→ PROBLEM TO SOLVE:
Pictures aside, write out every record exactly as it appears.

** START OF TASK DATA **

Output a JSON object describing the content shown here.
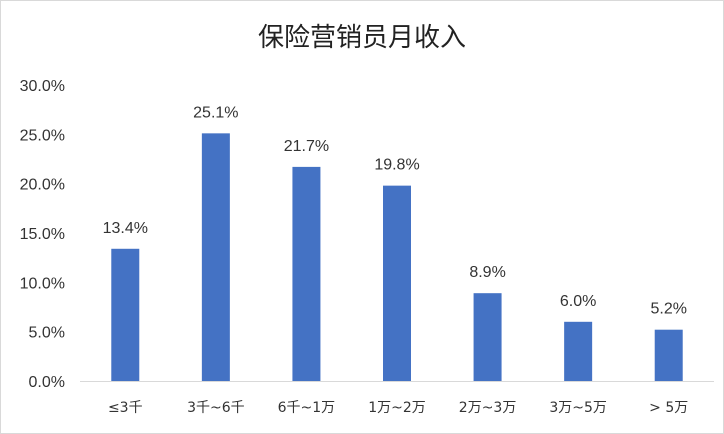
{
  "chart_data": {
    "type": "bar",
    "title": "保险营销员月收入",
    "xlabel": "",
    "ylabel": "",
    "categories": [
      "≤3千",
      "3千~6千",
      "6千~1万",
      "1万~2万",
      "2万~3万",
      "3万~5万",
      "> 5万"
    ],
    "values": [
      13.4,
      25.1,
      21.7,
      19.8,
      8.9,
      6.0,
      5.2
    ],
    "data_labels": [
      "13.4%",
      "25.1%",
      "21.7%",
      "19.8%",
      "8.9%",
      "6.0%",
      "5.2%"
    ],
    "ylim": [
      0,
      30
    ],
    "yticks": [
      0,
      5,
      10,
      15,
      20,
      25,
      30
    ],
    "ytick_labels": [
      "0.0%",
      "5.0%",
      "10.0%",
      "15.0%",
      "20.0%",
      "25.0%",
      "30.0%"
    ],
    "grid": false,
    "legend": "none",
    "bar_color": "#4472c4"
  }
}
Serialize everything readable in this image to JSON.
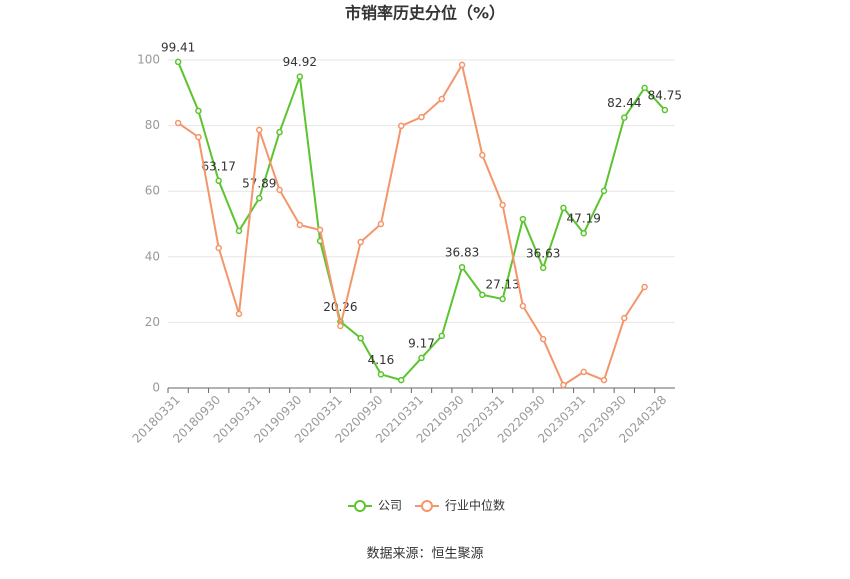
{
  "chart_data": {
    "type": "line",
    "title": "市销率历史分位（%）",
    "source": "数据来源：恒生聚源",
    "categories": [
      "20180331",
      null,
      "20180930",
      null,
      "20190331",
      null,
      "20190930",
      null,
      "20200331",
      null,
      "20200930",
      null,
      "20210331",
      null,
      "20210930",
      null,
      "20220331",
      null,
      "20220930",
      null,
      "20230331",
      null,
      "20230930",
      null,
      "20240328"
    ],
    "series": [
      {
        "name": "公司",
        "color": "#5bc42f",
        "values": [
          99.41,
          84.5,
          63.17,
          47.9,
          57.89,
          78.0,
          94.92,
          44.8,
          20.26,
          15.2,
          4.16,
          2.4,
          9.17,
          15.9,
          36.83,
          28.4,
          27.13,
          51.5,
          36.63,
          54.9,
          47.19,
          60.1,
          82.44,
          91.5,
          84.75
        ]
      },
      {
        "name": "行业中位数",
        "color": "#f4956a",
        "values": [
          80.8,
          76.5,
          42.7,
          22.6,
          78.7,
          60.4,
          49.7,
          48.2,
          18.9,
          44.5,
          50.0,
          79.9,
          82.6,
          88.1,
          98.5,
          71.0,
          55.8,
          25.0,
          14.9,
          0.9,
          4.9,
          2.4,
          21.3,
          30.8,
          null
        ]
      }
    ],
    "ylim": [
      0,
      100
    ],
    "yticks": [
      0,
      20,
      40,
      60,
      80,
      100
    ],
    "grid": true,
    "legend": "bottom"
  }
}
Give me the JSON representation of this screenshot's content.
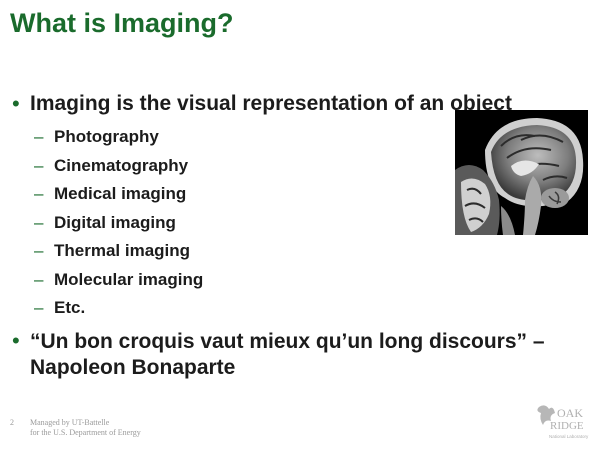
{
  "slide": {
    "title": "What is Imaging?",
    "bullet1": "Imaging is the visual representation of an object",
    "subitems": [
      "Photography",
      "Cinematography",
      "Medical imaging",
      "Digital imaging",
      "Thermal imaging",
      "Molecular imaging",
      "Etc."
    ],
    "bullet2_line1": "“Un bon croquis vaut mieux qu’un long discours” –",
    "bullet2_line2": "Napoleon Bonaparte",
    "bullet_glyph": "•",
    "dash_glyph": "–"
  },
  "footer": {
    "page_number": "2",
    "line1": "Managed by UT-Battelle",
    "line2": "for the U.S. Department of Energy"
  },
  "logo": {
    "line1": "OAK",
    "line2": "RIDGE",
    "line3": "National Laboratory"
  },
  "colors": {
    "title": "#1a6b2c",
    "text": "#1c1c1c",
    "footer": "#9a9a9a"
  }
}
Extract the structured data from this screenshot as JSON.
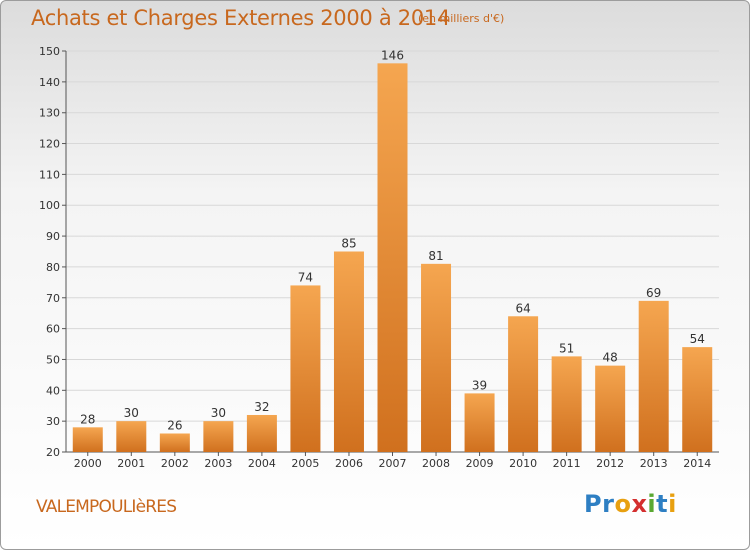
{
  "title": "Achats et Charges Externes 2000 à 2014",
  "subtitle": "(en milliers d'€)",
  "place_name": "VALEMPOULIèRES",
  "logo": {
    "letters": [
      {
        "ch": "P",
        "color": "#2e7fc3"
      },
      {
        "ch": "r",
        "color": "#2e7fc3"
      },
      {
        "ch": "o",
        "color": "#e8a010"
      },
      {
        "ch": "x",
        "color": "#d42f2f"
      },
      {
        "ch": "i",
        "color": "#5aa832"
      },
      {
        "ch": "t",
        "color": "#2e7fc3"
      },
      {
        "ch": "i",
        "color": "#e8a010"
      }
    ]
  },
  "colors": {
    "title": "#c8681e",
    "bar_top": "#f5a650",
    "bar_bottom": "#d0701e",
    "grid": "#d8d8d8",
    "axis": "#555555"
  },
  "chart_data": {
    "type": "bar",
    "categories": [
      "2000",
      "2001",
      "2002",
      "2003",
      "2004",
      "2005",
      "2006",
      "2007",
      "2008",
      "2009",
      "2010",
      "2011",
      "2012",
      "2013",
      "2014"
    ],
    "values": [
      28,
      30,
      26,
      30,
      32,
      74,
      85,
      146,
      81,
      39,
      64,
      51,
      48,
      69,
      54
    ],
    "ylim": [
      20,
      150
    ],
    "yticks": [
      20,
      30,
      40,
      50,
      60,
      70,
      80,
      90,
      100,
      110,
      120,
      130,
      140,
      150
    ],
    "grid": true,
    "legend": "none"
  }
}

** END OF TASK DATA **

→ RESPONSE FOR THIS EXERCISE:
Output a JSON object describing the content shown here.
{
  "chart_data": {
    "type": "bar",
    "title": "保险营销员月收入",
    "xlabel": "",
    "ylabel": "",
    "categories": [
      "≤3千",
      "3千~6千",
      "6千~1万",
      "1万~2万",
      "2万~3万",
      "3万~5万",
      "> 5万"
    ],
    "values": [
      13.4,
      25.1,
      21.7,
      19.8,
      8.9,
      6.0,
      5.2
    ],
    "data_labels": [
      "13.4%",
      "25.1%",
      "21.7%",
      "19.8%",
      "8.9%",
      "6.0%",
      "5.2%"
    ],
    "ylim": [
      0,
      30
    ],
    "yticks": [
      0,
      5,
      10,
      15,
      20,
      25,
      30
    ],
    "ytick_labels": [
      "0.0%",
      "5.0%",
      "10.0%",
      "15.0%",
      "20.0%",
      "25.0%",
      "30.0%"
    ],
    "grid": false,
    "legend": "none",
    "bar_color": "#4472c4"
  }
}
Serialize everything readable in this image to JSON.
{
  "chart_data": {
    "type": "line",
    "title": "市销率历史分位（%）",
    "source": "数据来源：恒生聚源",
    "categories": [
      "20180331",
      null,
      "20180930",
      null,
      "20190331",
      null,
      "20190930",
      null,
      "20200331",
      null,
      "20200930",
      null,
      "20210331",
      null,
      "20210930",
      null,
      "20220331",
      null,
      "20220930",
      null,
      "20230331",
      null,
      "20230930",
      null,
      "20240328"
    ],
    "series": [
      {
        "name": "公司",
        "color": "#5bc42f",
        "values": [
          99.41,
          84.5,
          63.17,
          47.9,
          57.89,
          78.0,
          94.92,
          44.8,
          20.26,
          15.2,
          4.16,
          2.4,
          9.17,
          15.9,
          36.83,
          28.4,
          27.13,
          51.5,
          36.63,
          54.9,
          47.19,
          60.1,
          82.44,
          91.5,
          84.75
        ]
      },
      {
        "name": "行业中位数",
        "color": "#f4956a",
        "values": [
          80.8,
          76.5,
          42.7,
          22.6,
          78.7,
          60.4,
          49.7,
          48.2,
          18.9,
          44.5,
          50.0,
          79.9,
          82.6,
          88.1,
          98.5,
          71.0,
          55.8,
          25.0,
          14.9,
          0.9,
          4.9,
          2.4,
          21.3,
          30.8,
          null
        ]
      }
    ],
    "ylim": [
      0,
      100
    ],
    "yticks": [
      0,
      20,
      40,
      60,
      80,
      100
    ],
    "grid": true,
    "legend": "bottom"
  }
}
Give me the JSON representation of this screenshot's content.
{
  "slide": {
    "title": "What is Imaging?",
    "bullet1": "Imaging is the visual representation of an object",
    "subitems": [
      "Photography",
      "Cinematography",
      "Medical imaging",
      "Digital imaging",
      "Thermal imaging",
      "Molecular imaging",
      "Etc."
    ],
    "bullet2_line1": "“Un bon croquis vaut mieux qu’un long discours” –",
    "bullet2_line2": "Napoleon Bonaparte",
    "bullet_glyph": "•",
    "dash_glyph": "–"
  },
  "footer": {
    "page_number": "2",
    "line1": "Managed by UT-Battelle",
    "line2": "for the U.S. Department of Energy"
  },
  "logo": {
    "line1": "OAK",
    "line2": "RIDGE",
    "line3": "National Laboratory"
  },
  "colors": {
    "title": "#1a6b2c",
    "text": "#1c1c1c",
    "footer": "#9a9a9a"
  }
}
Extract the structured data from this screenshot as JSON.
{
  "title": "Achats et Charges Externes 2000 à 2014",
  "subtitle": "(en milliers d'€)",
  "place_name": "VALEMPOULIèRES",
  "logo": {
    "letters": [
      {
        "ch": "P",
        "color": "#2e7fc3"
      },
      {
        "ch": "r",
        "color": "#2e7fc3"
      },
      {
        "ch": "o",
        "color": "#e8a010"
      },
      {
        "ch": "x",
        "color": "#d42f2f"
      },
      {
        "ch": "i",
        "color": "#5aa832"
      },
      {
        "ch": "t",
        "color": "#2e7fc3"
      },
      {
        "ch": "i",
        "color": "#e8a010"
      }
    ]
  },
  "colors": {
    "title": "#c8681e",
    "bar_top": "#f5a650",
    "bar_bottom": "#d0701e",
    "grid": "#d8d8d8",
    "axis": "#555555"
  },
  "chart_data": {
    "type": "bar",
    "categories": [
      "2000",
      "2001",
      "2002",
      "2003",
      "2004",
      "2005",
      "2006",
      "2007",
      "2008",
      "2009",
      "2010",
      "2011",
      "2012",
      "2013",
      "2014"
    ],
    "values": [
      28,
      30,
      26,
      30,
      32,
      74,
      85,
      146,
      81,
      39,
      64,
      51,
      48,
      69,
      54
    ],
    "ylim": [
      20,
      150
    ],
    "yticks": [
      20,
      30,
      40,
      50,
      60,
      70,
      80,
      90,
      100,
      110,
      120,
      130,
      140,
      150
    ],
    "grid": true,
    "legend": "none"
  }
}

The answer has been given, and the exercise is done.